Written task
Below are some records. Copy every line in them that holds "label".

Input data
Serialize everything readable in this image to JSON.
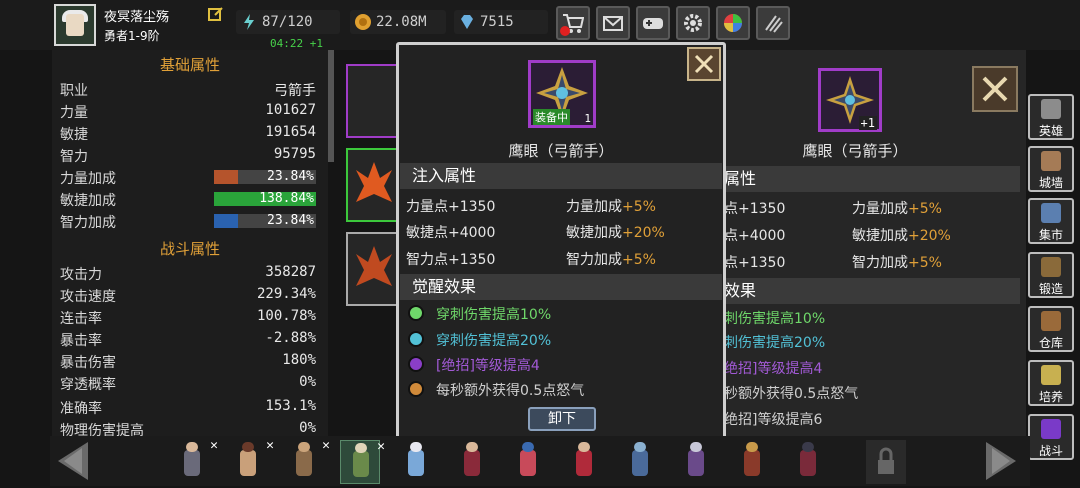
{
  "player": {
    "name": "夜冥落尘殇",
    "rank": "勇者1-9阶"
  },
  "resources": {
    "stamina": "87/120",
    "timer": "04:22 +1",
    "gold": "22.08M",
    "gems": "7515"
  },
  "left_panel": {
    "base_title": "基础属性",
    "base": [
      {
        "k": "职业",
        "v": "弓箭手"
      },
      {
        "k": "力量",
        "v": "101627"
      },
      {
        "k": "敏捷",
        "v": "191654"
      },
      {
        "k": "智力",
        "v": "95795"
      }
    ],
    "bonus": [
      {
        "k": "力量加成",
        "v": "23.84%",
        "pct": 23.84,
        "color": "#b5542c"
      },
      {
        "k": "敏捷加成",
        "v": "138.84%",
        "pct": 100,
        "color": "#2aa43a"
      },
      {
        "k": "智力加成",
        "v": "23.84%",
        "pct": 23.84,
        "color": "#2a62b0"
      }
    ],
    "combat_title": "战斗属性",
    "combat": [
      {
        "k": "攻击力",
        "v": "358287"
      },
      {
        "k": "攻击速度",
        "v": "229.34%"
      },
      {
        "k": "连击率",
        "v": "100.78%"
      },
      {
        "k": "暴击率",
        "v": "-2.88%"
      },
      {
        "k": "暴击伤害",
        "v": "180%"
      },
      {
        "k": "穿透概率",
        "v": "0%"
      },
      {
        "k": "准确率",
        "v": "153.1%"
      },
      {
        "k": "物理伤害提高",
        "v": "0%"
      }
    ]
  },
  "popup": {
    "equipped_badge": "装备中",
    "level": "1",
    "item_name": "鹰眼（弓箭手）",
    "infuse_title": "注入属性",
    "infuse": [
      {
        "a": "力量点",
        "av": "+1350",
        "b": "力量加成",
        "bv": "+5%"
      },
      {
        "a": "敏捷点",
        "av": "+4000",
        "b": "敏捷加成",
        "bv": "+20%"
      },
      {
        "a": "智力点",
        "av": "+1350",
        "b": "智力加成",
        "bv": "+5%"
      }
    ],
    "awaken_title": "觉醒效果",
    "awaken": [
      {
        "text": "穿刺伤害提高10%",
        "color": "#6fd86a",
        "dot": "#6fd86a"
      },
      {
        "text": "穿刺伤害提高20%",
        "color": "#52c1d6",
        "dot": "#52c1d6"
      },
      {
        "text": "[绝招]等级提高4",
        "color": "#a25ad6",
        "dot": "#8a3ec8"
      },
      {
        "text": "每秒额外获得0.5点怒气",
        "color": "#cfcfcf",
        "dot": "#d08a3a"
      }
    ],
    "unequip": "卸下"
  },
  "right_card": {
    "level": "+1",
    "item_name": "鹰眼（弓箭手）",
    "infuse_title": "属性",
    "infuse": [
      {
        "a": "点",
        "av": "+1350",
        "b": "力量加成",
        "bv": "+5%"
      },
      {
        "a": "点",
        "av": "+4000",
        "b": "敏捷加成",
        "bv": "+20%"
      },
      {
        "a": "点",
        "av": "+1350",
        "b": "智力加成",
        "bv": "+5%"
      }
    ],
    "awaken_title": "效果",
    "awaken": [
      {
        "text": "刺伤害提高10%",
        "color": "#6fd86a"
      },
      {
        "text": "刺伤害提高20%",
        "color": "#52c1d6"
      },
      {
        "text": "绝招]等级提高4",
        "color": "#a25ad6"
      },
      {
        "text": "秒额外获得0.5点怒气",
        "color": "#cfcfcf"
      },
      {
        "text": "绝招]等级提高6",
        "color": "#cfcfcf"
      }
    ]
  },
  "side_nav": [
    {
      "label": "英雄",
      "icon": "helmet-icon",
      "color": "#8c8c8c"
    },
    {
      "label": "城墙",
      "icon": "wall-icon",
      "color": "#a57b56"
    },
    {
      "label": "集市",
      "icon": "market-icon",
      "color": "#5b7fb0"
    },
    {
      "label": "锻造",
      "icon": "anvil-icon",
      "color": "#8a6a3a"
    },
    {
      "label": "仓库",
      "icon": "warehouse-icon",
      "color": "#9a6a3a"
    },
    {
      "label": "培养",
      "icon": "trophy-icon",
      "color": "#c8b050"
    },
    {
      "label": "战斗",
      "icon": "portal-icon",
      "color": "#7a3ac8"
    }
  ],
  "heroes": [
    {
      "body": "#6a6a7a",
      "head": "#d9b89a",
      "x": true
    },
    {
      "body": "#c9a07a",
      "head": "#6a3a2a",
      "x": true
    },
    {
      "body": "#8a6a4a",
      "head": "#caa37a",
      "x": true
    },
    {
      "body": "#6a8a4a",
      "head": "#e0d4b8",
      "x": true,
      "selected": true
    },
    {
      "body": "#7aa8d8",
      "head": "#e8e8f0",
      "x": false
    },
    {
      "body": "#8a2a3a",
      "head": "#d9b89a",
      "x": false
    },
    {
      "body": "#c84a5a",
      "head": "#3a6ab0",
      "x": false
    },
    {
      "body": "#b02a3a",
      "head": "#d9b89a",
      "x": false
    },
    {
      "body": "#4a6a9a",
      "head": "#8ab0d0",
      "x": false
    },
    {
      "body": "#6a4a8a",
      "head": "#c8c8d8",
      "x": false
    },
    {
      "body": "#8a3a2a",
      "head": "#c89a4a",
      "x": false
    },
    {
      "body": "#7a2a3a",
      "head": "#3a3a4a",
      "x": false
    }
  ]
}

Solution for this exercise
      "label": "英雄",
      "label": "城墙",
      "label": "集市",
      "label": "锻造",
      "label": "仓库",
      "label": "培养",
      "label": "战斗",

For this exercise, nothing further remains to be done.